======== Data to process

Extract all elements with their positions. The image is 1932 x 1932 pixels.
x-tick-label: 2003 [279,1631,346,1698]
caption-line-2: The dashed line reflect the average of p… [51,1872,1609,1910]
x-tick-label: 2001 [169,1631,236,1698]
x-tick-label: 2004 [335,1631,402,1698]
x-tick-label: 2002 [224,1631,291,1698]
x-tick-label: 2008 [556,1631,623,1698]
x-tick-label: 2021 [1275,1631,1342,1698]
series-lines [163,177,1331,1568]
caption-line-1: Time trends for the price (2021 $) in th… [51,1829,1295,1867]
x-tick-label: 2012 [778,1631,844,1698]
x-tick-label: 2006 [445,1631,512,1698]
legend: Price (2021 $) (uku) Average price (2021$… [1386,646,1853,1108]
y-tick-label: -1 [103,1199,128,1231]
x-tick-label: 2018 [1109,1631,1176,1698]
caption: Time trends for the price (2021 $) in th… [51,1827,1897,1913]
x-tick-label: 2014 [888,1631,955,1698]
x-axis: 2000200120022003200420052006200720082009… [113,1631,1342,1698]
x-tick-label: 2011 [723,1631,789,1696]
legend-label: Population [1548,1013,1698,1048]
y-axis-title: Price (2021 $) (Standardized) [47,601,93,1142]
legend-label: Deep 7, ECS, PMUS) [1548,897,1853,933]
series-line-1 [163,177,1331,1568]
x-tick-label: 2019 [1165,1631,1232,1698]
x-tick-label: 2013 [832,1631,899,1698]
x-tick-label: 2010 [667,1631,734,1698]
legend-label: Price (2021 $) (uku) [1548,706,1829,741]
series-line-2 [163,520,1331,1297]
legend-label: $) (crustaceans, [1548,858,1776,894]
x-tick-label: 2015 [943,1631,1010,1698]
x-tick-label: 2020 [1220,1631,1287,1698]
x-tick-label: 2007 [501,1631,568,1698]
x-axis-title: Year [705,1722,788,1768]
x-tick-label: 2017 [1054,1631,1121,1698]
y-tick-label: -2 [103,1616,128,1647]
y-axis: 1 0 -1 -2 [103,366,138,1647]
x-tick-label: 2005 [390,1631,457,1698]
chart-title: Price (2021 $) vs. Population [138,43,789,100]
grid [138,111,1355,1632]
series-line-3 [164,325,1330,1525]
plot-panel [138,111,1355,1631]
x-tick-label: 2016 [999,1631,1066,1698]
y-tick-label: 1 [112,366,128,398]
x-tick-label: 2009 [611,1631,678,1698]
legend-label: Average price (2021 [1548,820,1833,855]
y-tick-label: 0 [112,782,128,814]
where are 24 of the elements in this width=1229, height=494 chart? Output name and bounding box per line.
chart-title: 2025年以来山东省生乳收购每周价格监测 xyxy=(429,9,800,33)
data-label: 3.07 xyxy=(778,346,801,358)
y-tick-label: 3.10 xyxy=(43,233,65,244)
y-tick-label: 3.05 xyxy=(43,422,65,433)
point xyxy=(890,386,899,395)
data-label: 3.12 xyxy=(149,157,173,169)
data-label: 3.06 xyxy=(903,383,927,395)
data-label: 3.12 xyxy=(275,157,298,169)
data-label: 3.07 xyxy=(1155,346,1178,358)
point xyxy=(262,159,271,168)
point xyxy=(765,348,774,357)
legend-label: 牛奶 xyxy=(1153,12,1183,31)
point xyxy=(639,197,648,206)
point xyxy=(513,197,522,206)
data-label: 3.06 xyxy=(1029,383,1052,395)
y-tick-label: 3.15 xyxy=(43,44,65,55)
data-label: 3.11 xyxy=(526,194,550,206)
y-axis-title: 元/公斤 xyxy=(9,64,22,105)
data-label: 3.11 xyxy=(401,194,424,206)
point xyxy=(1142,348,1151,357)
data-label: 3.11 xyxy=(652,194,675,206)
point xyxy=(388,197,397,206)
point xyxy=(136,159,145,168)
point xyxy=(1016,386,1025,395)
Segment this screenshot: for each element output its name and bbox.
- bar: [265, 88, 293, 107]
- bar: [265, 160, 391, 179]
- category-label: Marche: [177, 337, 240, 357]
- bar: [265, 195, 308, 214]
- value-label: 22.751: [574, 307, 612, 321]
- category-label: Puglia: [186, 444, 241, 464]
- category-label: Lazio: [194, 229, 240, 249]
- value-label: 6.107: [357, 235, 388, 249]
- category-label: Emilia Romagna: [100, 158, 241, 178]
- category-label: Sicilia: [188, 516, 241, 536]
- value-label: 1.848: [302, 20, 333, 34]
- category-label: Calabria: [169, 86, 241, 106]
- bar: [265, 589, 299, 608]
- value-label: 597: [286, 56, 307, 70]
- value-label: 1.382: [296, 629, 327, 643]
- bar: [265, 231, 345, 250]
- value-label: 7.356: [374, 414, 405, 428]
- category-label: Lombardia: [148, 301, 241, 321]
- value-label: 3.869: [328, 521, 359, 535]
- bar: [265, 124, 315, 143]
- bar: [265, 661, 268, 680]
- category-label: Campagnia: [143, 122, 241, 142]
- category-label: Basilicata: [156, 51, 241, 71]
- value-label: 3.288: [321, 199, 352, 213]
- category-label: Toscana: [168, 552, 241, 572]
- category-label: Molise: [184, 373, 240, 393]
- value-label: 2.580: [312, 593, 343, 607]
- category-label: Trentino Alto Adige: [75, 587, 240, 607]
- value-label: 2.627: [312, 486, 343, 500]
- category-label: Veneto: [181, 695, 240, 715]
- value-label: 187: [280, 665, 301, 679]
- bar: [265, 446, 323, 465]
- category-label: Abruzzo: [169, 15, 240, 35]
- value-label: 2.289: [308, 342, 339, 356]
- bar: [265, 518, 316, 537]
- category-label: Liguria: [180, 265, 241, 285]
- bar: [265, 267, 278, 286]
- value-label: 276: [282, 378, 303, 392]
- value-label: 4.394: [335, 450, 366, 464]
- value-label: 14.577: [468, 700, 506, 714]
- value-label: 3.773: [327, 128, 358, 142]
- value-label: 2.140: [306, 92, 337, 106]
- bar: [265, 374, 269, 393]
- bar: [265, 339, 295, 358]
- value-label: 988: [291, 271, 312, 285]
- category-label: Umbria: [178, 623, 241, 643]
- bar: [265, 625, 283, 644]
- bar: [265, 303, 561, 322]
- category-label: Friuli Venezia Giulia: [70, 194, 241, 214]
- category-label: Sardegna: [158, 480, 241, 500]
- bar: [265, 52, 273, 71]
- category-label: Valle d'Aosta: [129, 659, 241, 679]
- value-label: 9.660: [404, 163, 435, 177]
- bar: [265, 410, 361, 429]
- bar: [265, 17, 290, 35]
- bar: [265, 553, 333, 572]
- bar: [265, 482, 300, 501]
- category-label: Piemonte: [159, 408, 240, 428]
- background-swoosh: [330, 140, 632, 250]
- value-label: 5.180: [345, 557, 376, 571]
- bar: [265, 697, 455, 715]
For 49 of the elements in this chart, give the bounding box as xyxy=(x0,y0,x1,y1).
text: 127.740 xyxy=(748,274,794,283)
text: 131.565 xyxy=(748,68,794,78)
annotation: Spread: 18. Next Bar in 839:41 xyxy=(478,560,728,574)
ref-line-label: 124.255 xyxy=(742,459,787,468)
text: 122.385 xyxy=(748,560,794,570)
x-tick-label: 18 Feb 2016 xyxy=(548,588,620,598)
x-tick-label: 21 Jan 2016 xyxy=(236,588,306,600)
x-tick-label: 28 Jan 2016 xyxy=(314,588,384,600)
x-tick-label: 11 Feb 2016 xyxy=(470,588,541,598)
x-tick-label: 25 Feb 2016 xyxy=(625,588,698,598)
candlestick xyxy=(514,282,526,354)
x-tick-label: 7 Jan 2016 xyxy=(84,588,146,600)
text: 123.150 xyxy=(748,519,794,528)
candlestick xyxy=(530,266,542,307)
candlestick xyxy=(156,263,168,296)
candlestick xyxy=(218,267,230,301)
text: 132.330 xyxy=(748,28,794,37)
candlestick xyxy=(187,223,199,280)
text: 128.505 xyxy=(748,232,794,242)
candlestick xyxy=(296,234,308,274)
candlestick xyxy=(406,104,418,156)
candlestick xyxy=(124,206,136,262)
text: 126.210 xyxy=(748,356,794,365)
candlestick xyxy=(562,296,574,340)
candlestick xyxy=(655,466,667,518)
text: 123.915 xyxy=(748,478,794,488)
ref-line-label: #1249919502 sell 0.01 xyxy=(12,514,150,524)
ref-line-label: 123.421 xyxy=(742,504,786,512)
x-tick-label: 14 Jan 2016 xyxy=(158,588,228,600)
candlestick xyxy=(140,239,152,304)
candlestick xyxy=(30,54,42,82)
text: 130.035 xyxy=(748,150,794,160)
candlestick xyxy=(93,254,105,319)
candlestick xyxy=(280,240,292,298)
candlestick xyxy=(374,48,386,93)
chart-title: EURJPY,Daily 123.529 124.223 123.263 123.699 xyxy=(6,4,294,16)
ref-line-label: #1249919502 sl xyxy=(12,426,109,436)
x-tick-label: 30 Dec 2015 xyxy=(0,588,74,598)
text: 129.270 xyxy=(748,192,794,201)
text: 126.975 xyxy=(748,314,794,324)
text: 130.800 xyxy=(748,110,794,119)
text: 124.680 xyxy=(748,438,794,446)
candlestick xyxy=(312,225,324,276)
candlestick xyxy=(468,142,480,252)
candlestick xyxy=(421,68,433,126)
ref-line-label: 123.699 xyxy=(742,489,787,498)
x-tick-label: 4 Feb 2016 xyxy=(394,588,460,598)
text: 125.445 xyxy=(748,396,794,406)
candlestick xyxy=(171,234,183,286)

================

-- What is required --
Write out the listing word for word, beginning at its first line and continuing through the line that contains "where are 24". Include that final line and nothing after it.

-- Output below --
Extract all elements with their positions. The image is 1932 x 1932 pixels.
x-tick-label: 2003 [279,1631,346,1698]
caption-line-2: The dashed line reflect the average of p… [51,1872,1609,1910]
x-tick-label: 2001 [169,1631,236,1698]
x-tick-label: 2004 [335,1631,402,1698]
x-tick-label: 2002 [224,1631,291,1698]
x-tick-label: 2008 [556,1631,623,1698]
x-tick-label: 2021 [1275,1631,1342,1698]
series-lines [163,177,1331,1568]
caption-line-1: Time trends for the price (2021 $) in th… [51,1829,1295,1867]
x-tick-label: 2012 [778,1631,844,1698]
x-tick-label: 2006 [445,1631,512,1698]
legend: Price (2021 $) (uku) Average price (2021$… [1386,646,1853,1108]
y-tick-label: -1 [103,1199,128,1231]
x-tick-label: 2018 [1109,1631,1176,1698]
caption: Time trends for the price (2021 $) in th… [51,1827,1897,1913]
x-tick-label: 2014 [888,1631,955,1698]
x-axis: 2000200120022003200420052006200720082009… [113,1631,1342,1698]
x-tick-label: 2011 [723,1631,789,1696]
legend-label: Population [1548,1013,1698,1048]
y-axis-title: Price (2021 $) (Standardized) [47,601,93,1142]
legend-label: Deep 7, ECS, PMUS) [1548,897,1853,933]
series-line-1 [163,177,1331,1568]
x-tick-label: 2019 [1165,1631,1232,1698]
x-tick-label: 2013 [832,1631,899,1698]
x-tick-label: 2010 [667,1631,734,1698]
legend-label: Price (2021 $) (uku) [1548,706,1829,741]
series-line-2 [163,520,1331,1297]
legend-label: $) (crustaceans, [1548,858,1776,894]
x-tick-label: 2015 [943,1631,1010,1698]
x-tick-label: 2020 [1220,1631,1287,1698]
x-tick-label: 2007 [501,1631,568,1698]
x-axis-title: Year [705,1722,788,1768]
x-tick-label: 2017 [1054,1631,1121,1698]
y-tick-label: -2 [103,1616,128,1647]
y-axis: 1 0 -1 -2 [103,366,138,1647]
x-tick-label: 2005 [390,1631,457,1698]
chart-title: Price (2021 $) vs. Population [138,43,789,100]
grid [138,111,1355,1632]
series-line-3 [164,325,1330,1525]
plot-panel [138,111,1355,1631]
x-tick-label: 2016 [999,1631,1066,1698]
y-tick-label: 1 [112,366,128,398]
x-tick-label: 2009 [611,1631,678,1698]
legend-label: Average price (2021 [1548,820,1833,855]
y-tick-label: 0 [112,782,128,814]
where are 24 of the elements in this width=1229, height=494 chart? Output name and bounding box per line.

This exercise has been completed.